* _Stated exercise_
Copy each line where the word "работ" occurs.

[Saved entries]
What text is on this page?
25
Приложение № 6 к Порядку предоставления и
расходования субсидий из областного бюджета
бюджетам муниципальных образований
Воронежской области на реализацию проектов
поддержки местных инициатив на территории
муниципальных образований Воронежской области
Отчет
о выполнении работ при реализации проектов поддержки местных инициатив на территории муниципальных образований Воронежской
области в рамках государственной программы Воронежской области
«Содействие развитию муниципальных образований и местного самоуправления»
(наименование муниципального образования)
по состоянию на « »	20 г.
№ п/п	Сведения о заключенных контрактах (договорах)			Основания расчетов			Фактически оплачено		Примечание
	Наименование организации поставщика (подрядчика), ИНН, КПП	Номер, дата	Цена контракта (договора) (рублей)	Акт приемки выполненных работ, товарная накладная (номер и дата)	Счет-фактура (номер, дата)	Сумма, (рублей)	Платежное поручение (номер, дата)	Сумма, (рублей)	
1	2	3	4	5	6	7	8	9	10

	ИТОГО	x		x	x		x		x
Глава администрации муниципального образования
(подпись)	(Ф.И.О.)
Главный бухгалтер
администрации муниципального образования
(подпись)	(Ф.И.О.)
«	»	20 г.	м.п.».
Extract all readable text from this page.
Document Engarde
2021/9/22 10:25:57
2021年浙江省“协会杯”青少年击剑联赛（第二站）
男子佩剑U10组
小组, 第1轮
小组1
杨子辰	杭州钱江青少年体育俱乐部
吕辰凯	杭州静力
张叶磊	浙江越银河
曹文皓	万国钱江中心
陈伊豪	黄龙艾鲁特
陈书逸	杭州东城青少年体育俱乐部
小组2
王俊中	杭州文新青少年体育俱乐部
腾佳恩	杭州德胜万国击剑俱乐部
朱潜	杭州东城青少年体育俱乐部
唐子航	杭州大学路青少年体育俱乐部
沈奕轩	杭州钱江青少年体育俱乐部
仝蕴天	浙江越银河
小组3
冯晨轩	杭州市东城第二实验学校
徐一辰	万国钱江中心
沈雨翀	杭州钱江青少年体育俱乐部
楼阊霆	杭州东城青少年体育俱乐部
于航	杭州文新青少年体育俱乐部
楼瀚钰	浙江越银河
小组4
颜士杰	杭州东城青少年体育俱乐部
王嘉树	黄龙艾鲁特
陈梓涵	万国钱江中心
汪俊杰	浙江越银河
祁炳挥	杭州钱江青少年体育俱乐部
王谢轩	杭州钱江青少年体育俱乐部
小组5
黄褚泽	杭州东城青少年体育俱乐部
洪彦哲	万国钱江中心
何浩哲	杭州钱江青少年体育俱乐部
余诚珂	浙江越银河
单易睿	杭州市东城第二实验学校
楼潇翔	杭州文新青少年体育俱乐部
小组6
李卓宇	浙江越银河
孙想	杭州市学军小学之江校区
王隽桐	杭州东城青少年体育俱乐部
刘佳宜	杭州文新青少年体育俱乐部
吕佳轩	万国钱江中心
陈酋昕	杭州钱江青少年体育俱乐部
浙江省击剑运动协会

* _Task answer_
о выполнении работ при реализации проектов поддержки местных инициатив на территории муниципальных образований Воронежской
	Наименование организации поставщика (подрядчика), ИНН, КПП	Номер, дата	Цена контракта (договора) (рублей)	Акт приемки выполненных работ, товарная накладная (номер и дата)	Счет-фактура (номер, дата)	Сумма, (рублей)	Платежное поручение (номер, дата)	Сумма, (рублей)	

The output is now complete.